→ **Stored records**:
--- --- ---
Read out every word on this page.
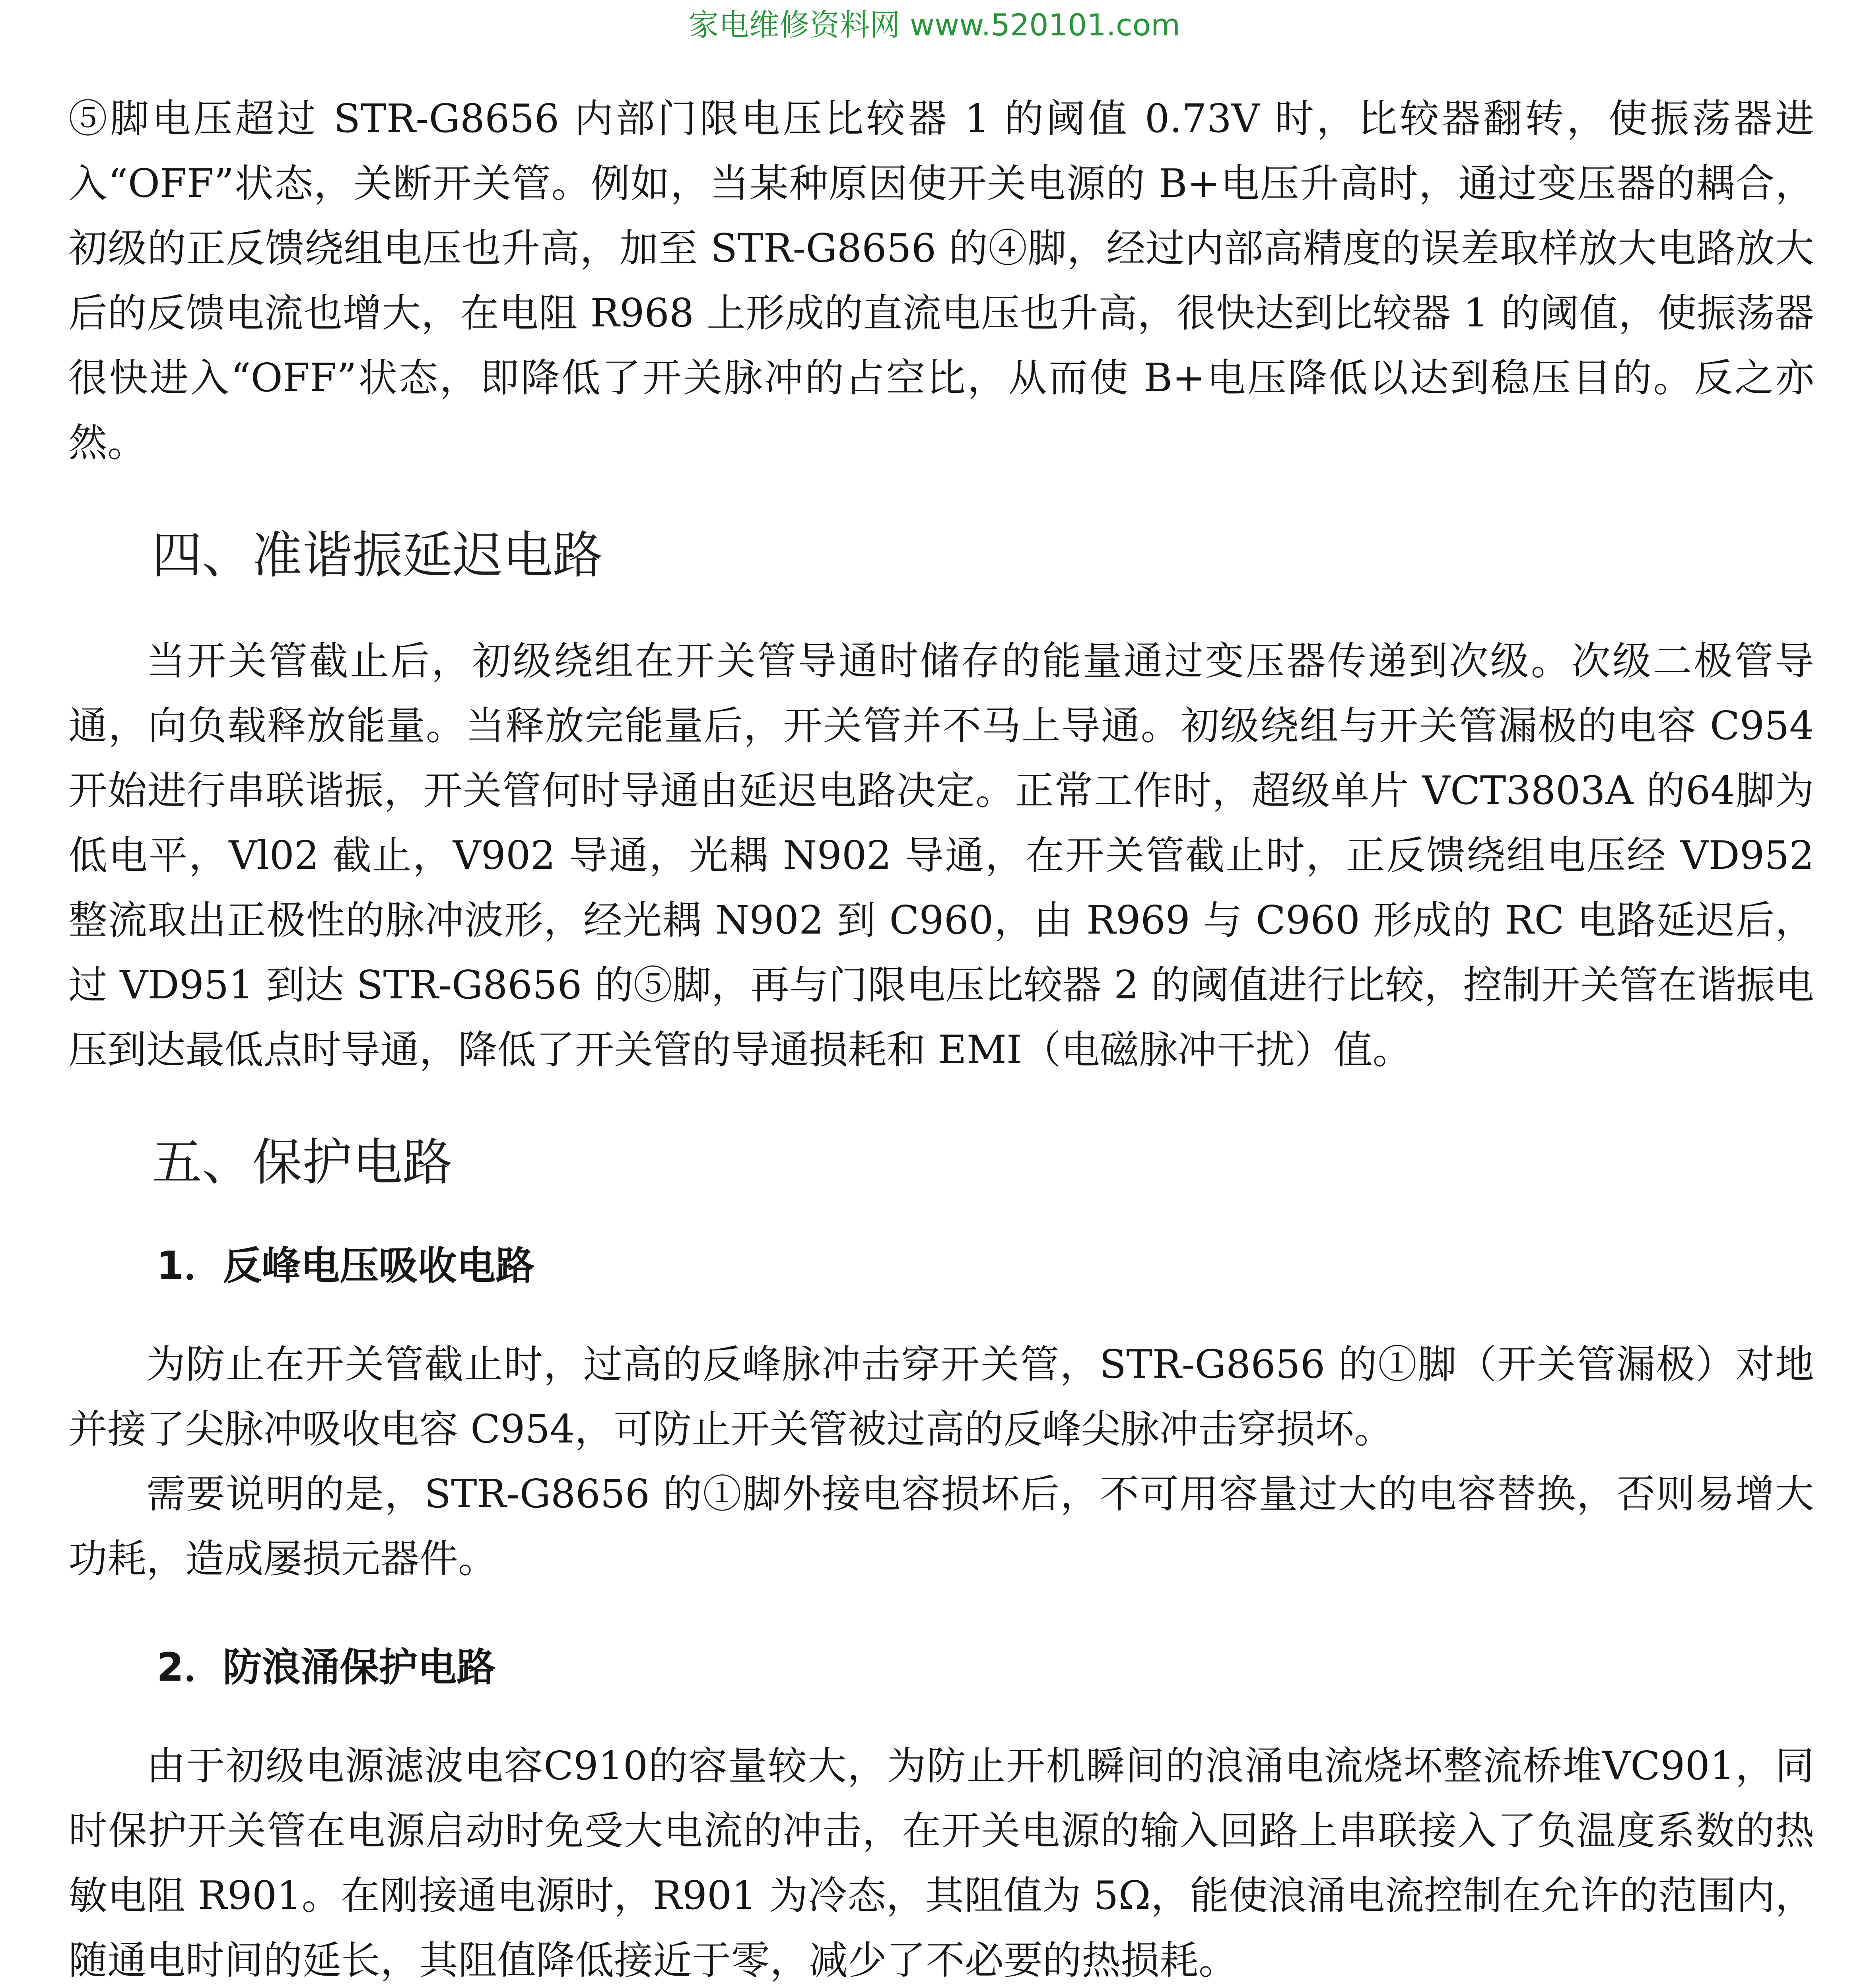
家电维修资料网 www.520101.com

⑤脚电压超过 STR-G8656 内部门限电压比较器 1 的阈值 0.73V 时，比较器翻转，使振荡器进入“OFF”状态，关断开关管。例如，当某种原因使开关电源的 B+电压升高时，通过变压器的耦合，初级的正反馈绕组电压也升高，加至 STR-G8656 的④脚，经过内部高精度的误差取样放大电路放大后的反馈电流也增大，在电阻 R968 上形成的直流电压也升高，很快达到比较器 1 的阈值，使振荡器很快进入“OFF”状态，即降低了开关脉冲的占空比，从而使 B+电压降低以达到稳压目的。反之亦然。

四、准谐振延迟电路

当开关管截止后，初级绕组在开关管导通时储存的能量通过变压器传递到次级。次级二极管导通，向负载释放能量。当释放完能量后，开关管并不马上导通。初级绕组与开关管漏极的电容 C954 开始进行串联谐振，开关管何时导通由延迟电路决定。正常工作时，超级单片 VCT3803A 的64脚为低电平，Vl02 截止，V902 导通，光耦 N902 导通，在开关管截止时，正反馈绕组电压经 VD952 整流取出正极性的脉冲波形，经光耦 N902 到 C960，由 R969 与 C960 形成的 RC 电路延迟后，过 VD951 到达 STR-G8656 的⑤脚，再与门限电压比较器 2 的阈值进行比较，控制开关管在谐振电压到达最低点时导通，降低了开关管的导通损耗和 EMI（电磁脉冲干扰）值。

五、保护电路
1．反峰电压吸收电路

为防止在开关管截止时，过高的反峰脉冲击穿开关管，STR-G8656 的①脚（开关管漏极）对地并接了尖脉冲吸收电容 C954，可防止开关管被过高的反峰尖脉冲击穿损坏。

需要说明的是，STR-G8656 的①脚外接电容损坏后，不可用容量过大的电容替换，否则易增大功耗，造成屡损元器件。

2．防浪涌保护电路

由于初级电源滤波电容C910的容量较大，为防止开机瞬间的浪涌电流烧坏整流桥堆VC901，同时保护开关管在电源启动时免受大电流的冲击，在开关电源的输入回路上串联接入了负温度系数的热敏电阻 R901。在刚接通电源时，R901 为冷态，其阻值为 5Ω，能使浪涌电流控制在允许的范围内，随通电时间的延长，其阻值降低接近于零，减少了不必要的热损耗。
--- --- ---
→ **Instructions to follow**:
Copy out each line exactly, without the pictures.

→ **The output**:
Read out every word on this page.
家电维修资料网 www.520101.com

⑤脚电压超过 STR-G8656 内部门限电压比较器 1 的阈值 0.73V 时，比较器翻转，使振荡器进入“OFF”状态，关断开关管。例如，当某种原因使开关电源的 B+电压升高时，通过变压器的耦合，初级的正反馈绕组电压也升高，加至 STR-G8656 的④脚，经过内部高精度的误差取样放大电路放大后的反馈电流也增大，在电阻 R968 上形成的直流电压也升高，很快达到比较器 1 的阈值，使振荡器很快进入“OFF”状态，即降低了开关脉冲的占空比，从而使 B+电压降低以达到稳压目的。反之亦然。

四、准谐振延迟电路

当开关管截止后，初级绕组在开关管导通时储存的能量通过变压器传递到次级。次级二极管导通，向负载释放能量。当释放完能量后，开关管并不马上导通。初级绕组与开关管漏极的电容 C954 开始进行串联谐振，开关管何时导通由延迟电路决定。正常工作时，超级单片 VCT3803A 的64脚为低电平，Vl02 截止，V902 导通，光耦 N902 导通，在开关管截止时，正反馈绕组电压经 VD952 整流取出正极性的脉冲波形，经光耦 N902 到 C960，由 R969 与 C960 形成的 RC 电路延迟后，过 VD951 到达 STR-G8656 的⑤脚，再与门限电压比较器 2 的阈值进行比较，控制开关管在谐振电压到达最低点时导通，降低了开关管的导通损耗和 EMI（电磁脉冲干扰）值。

五、保护电路
1．反峰电压吸收电路

为防止在开关管截止时，过高的反峰脉冲击穿开关管，STR-G8656 的①脚（开关管漏极）对地并接了尖脉冲吸收电容 C954，可防止开关管被过高的反峰尖脉冲击穿损坏。

需要说明的是，STR-G8656 的①脚外接电容损坏后，不可用容量过大的电容替换，否则易增大功耗，造成屡损元器件。

2．防浪涌保护电路

由于初级电源滤波电容C910的容量较大，为防止开机瞬间的浪涌电流烧坏整流桥堆VC901，同时保护开关管在电源启动时免受大电流的冲击，在开关电源的输入回路上串联接入了负温度系数的热敏电阻 R901。在刚接通电源时，R901 为冷态，其阻值为 5Ω，能使浪涌电流控制在允许的范围内，随通电时间的延长，其阻值降低接近于零，减少了不必要的热损耗。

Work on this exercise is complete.